— START RECORDS PROVIDED —

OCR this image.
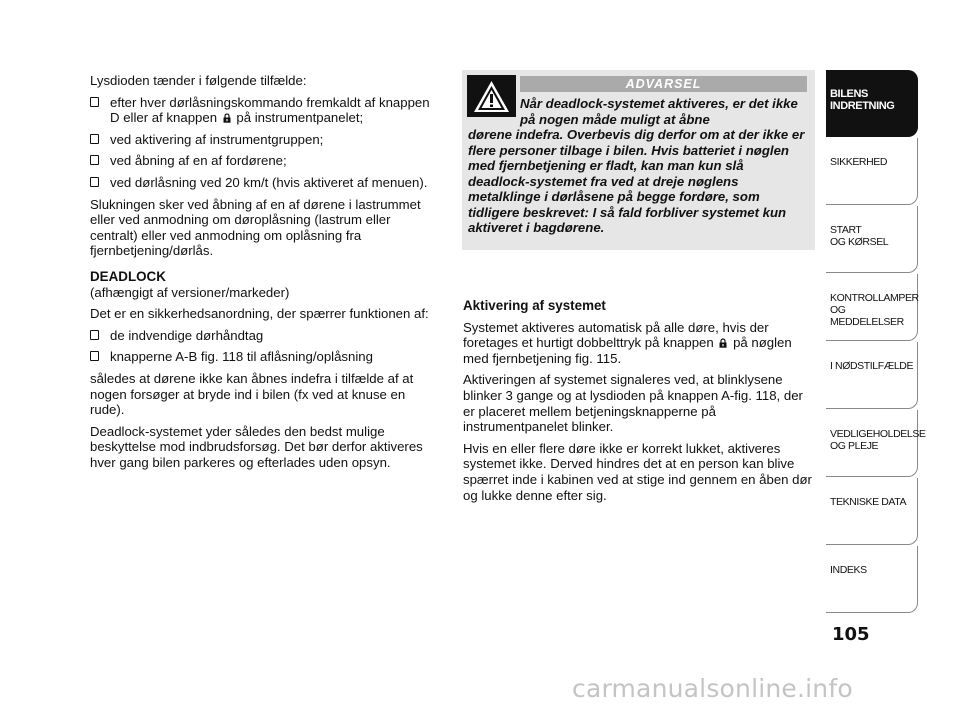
Lysdioden tænder i følgende tilfælde:

efter hver dørlåsningskommando fremkaldt af knappen D eller af knappen  på instrumentpanelet;
ved aktivering af instrumentgruppen;
ved åbning af en af fordørene;
ved dørlåsning ved 20 km/t (hvis aktiveret af menuen).

Slukningen sker ved åbning af en af dørene i lastrummet eller ved anmodning om døroplåsning (lastrum eller centralt) eller ved anmodning om oplåsning fra fjernbetjening/dørlås.

DEADLOCK

(afhængigt af versioner/markeder)

Det er en sikkerhedsanordning, der spærrer funktionen af:

de indvendige dørhåndtag
knapperne A-B fig. 118 til aflåsning/oplåsning

således at dørene ikke kan åbnes indefra i tilfælde af at nogen forsøger at bryde ind i bilen (fx ved at knuse en rude).

Deadlock-systemet yder således den bedst mulige beskyttelse mod indbrudsforsøg. Det bør derfor aktiveres hver gang bilen parkeres og efterlades uden opsyn.

ADVARSEL
Når deadlock-systemet aktiveres, er det ikke på nogen måde muligt at åbne
dørene indefra. Overbevis dig derfor om at der ikke er flere personer tilbage i bilen. Hvis batteriet i nøglen med fjernbetjening er fladt, kan man kun slå deadlock-systemet fra ved at dreje nøglens metalklinge i dørlåsene på begge fordøre, som tidligere beskrevet: I så fald forbliver systemet kun aktiveret i bagdørene.
Aktivering af systemet

Systemet aktiveres automatisk på alle døre, hvis der foretages et hurtigt dobbelttryk på knappen  på nøglen med fjernbetjening fig. 115.

Aktiveringen af systemet signaleres ved, at blinklysene blinker 3 gange og at lysdioden på knappen A-fig. 118, der er placeret mellem betjeningsknapperne på instrumentpanelet blinker.

Hvis en eller flere døre ikke er korrekt lukket, aktiveres systemet ikke. Derved hindres det at en person kan blive spærret inde i kabinen ved at stige ind gennem en åben dør og lukke denne efter sig.

BILENS
INDRETNING
SIKKERHED
START
OG KØRSEL
KONTROLLAMPER
OG MEDDELELSER
I NØDSTILFÆLDE
VEDLIGEHOLDELSE
OG PLEJE
TEKNISKE DATA
INDEKS
105
carmanualsonline.info
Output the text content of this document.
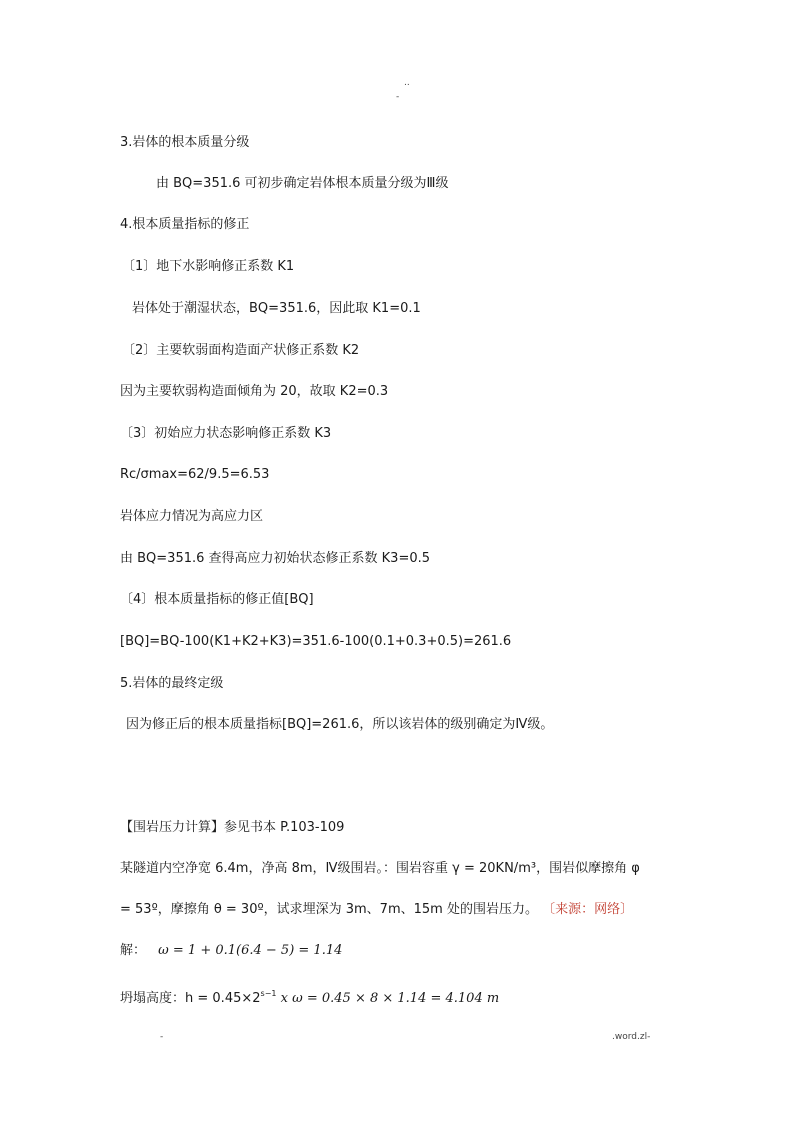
..
-
3.岩体的根本质量分级
由 BQ=351.6 可初步确定岩体根本质量分级为Ⅲ级
4.根本质量指标的修正
〔1〕地下水影响修正系数 K1
岩体处于潮湿状态，BQ=351.6，因此取 K1=0.1
〔2〕主要软弱面构造面产状修正系数 K2
因为主要软弱构造面倾角为 20，故取 K2=0.3
〔3〕初始应力状态影响修正系数 K3
Rc/σmax=62/9.5=6.53
岩体应力情况为高应力区
由 BQ=351.6 查得高应力初始状态修正系数 K3=0.5
〔4〕根本质量指标的修正值[BQ]
[BQ]=BQ-100(K1+K2+K3)=351.6-100(0.1+0.3+0.5)=261.6
5.岩体的最终定级
因为修正后的根本质量指标[BQ]=261.6，所以该岩体的级别确定为Ⅳ级。
【围岩压力计算】参见书本 P.103-109
某隧道内空净宽 6.4m，净高 8m，Ⅳ级围岩。：围岩容重 γ = 20KN/m³，围岩似摩擦角 φ
= 53º，摩擦角 θ = 30º，试求埋深为 3m、7m、15m 处的围岩压力。 〔来源：网络〕
解： ω = 1 + 0.1(6.4 − 5) = 1.14
坍塌高度：$h = 0.45\times 2^{s-1}$ x ω = 0.45 × 8 × 1.14 = 4.104 m
-	.word.zl-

— END RECORDS PROVIDED —

◆ WORK TO DO:
Except for the pictures, copy the material above exactly.

◆ REPLY TO THE EXERCISE:
OCR this image.
Lysdioden tænder i følgende tilfælde:

efter hver dørlåsningskommando fremkaldt af knappen D eller af knappen  på instrumentpanelet;
ved aktivering af instrumentgruppen;
ved åbning af en af fordørene;
ved dørlåsning ved 20 km/t (hvis aktiveret af menuen).

Slukningen sker ved åbning af en af dørene i lastrummet eller ved anmodning om døroplåsning (lastrum eller centralt) eller ved anmodning om oplåsning fra fjernbetjening/dørlås.

DEADLOCK

(afhængigt af versioner/markeder)

Det er en sikkerhedsanordning, der spærrer funktionen af:

de indvendige dørhåndtag
knapperne A-B fig. 118 til aflåsning/oplåsning

således at dørene ikke kan åbnes indefra i tilfælde af at nogen forsøger at bryde ind i bilen (fx ved at knuse en rude).

Deadlock-systemet yder således den bedst mulige beskyttelse mod indbrudsforsøg. Det bør derfor aktiveres hver gang bilen parkeres og efterlades uden opsyn.

ADVARSEL
Når deadlock-systemet aktiveres, er det ikke på nogen måde muligt at åbne
dørene indefra. Overbevis dig derfor om at der ikke er flere personer tilbage i bilen. Hvis batteriet i nøglen med fjernbetjening er fladt, kan man kun slå deadlock-systemet fra ved at dreje nøglens metalklinge i dørlåsene på begge fordøre, som tidligere beskrevet: I så fald forbliver systemet kun aktiveret i bagdørene.
Aktivering af systemet

Systemet aktiveres automatisk på alle døre, hvis der foretages et hurtigt dobbelttryk på knappen  på nøglen med fjernbetjening fig. 115.

Aktiveringen af systemet signaleres ved, at blinklysene blinker 3 gange og at lysdioden på knappen A-fig. 118, der er placeret mellem betjeningsknapperne på instrumentpanelet blinker.

Hvis en eller flere døre ikke er korrekt lukket, aktiveres systemet ikke. Derved hindres det at en person kan blive spærret inde i kabinen ved at stige ind gennem en åben dør og lukke denne efter sig.

BILENS
INDRETNING
SIKKERHED
START
OG KØRSEL
KONTROLLAMPER
OG MEDDELELSER
I NØDSTILFÆLDE
VEDLIGEHOLDELSE
OG PLEJE
TEKNISKE DATA
INDEKS
105
carmanualsonline.info
Output the text content of this document.
..
-
3.岩体的根本质量分级
由 BQ=351.6 可初步确定岩体根本质量分级为Ⅲ级
4.根本质量指标的修正
〔1〕地下水影响修正系数 K1
岩体处于潮湿状态，BQ=351.6，因此取 K1=0.1
〔2〕主要软弱面构造面产状修正系数 K2
因为主要软弱构造面倾角为 20，故取 K2=0.3
〔3〕初始应力状态影响修正系数 K3
Rc/σmax=62/9.5=6.53
岩体应力情况为高应力区
由 BQ=351.6 查得高应力初始状态修正系数 K3=0.5
〔4〕根本质量指标的修正值[BQ]
[BQ]=BQ-100(K1+K2+K3)=351.6-100(0.1+0.3+0.5)=261.6
5.岩体的最终定级
因为修正后的根本质量指标[BQ]=261.6，所以该岩体的级别确定为Ⅳ级。
【围岩压力计算】参见书本 P.103-109
某隧道内空净宽 6.4m，净高 8m，Ⅳ级围岩。：围岩容重 γ = 20KN/m³，围岩似摩擦角 φ
= 53º，摩擦角 θ = 30º，试求埋深为 3m、7m、15m 处的围岩压力。 〔来源：网络〕
解： ω = 1 + 0.1(6.4 − 5) = 1.14
坍塌高度：$h = 0.45\times 2^{s-1}$ x ω = 0.45 × 8 × 1.14 = 4.104 m
-	.word.zl-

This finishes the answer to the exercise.